Written exercise: Reproduce the listing that follows with no differences at all.

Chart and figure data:
---+---

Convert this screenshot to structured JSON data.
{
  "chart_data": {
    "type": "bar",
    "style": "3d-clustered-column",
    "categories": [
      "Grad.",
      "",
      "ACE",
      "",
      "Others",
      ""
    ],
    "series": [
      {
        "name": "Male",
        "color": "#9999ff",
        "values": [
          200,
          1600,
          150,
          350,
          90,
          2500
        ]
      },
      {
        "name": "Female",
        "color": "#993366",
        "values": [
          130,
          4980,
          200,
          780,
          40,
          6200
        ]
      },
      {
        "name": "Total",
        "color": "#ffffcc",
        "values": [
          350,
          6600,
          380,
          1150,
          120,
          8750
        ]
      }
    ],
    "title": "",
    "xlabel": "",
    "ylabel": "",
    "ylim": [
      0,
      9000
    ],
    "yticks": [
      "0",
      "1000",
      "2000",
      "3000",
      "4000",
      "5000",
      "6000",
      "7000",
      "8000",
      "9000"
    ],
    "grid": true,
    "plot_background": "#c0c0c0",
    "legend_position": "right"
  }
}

---+---

Task result:
Convert this screenshot to structured JSON data.
{
  "chart_data": {
    "type": "bar",
    "style": "3d-clustered-column",
    "categories": [
      "Grad.",
      "",
      "ACE",
      "",
      "Others",
      ""
    ],
    "series": [
      {
        "name": "Male",
        "color": "#9999ff",
        "values": [
          200,
          1600,
          150,
          350,
          90,
          2500
        ]
      },
      {
        "name": "Female",
        "color": "#993366",
        "values": [
          130,
          4980,
          200,
          780,
          40,
          6200
        ]
      },
      {
        "name": "Total",
        "color": "#ffffcc",
        "values": [
          350,
          6600,
          380,
          1150,
          120,
          8750
        ]
      }
    ],
    "title": "",
    "xlabel": "",
    "ylabel": "",
    "ylim": [
      0,
      9000
    ],
    "yticks": [
      "0",
      "1000",
      "2000",
      "3000",
      "4000",
      "5000",
      "6000",
      "7000",
      "8000",
      "9000"
    ],
    "grid": true,
    "plot_background": "#c0c0c0",
    "legend_position": "right"
  }
}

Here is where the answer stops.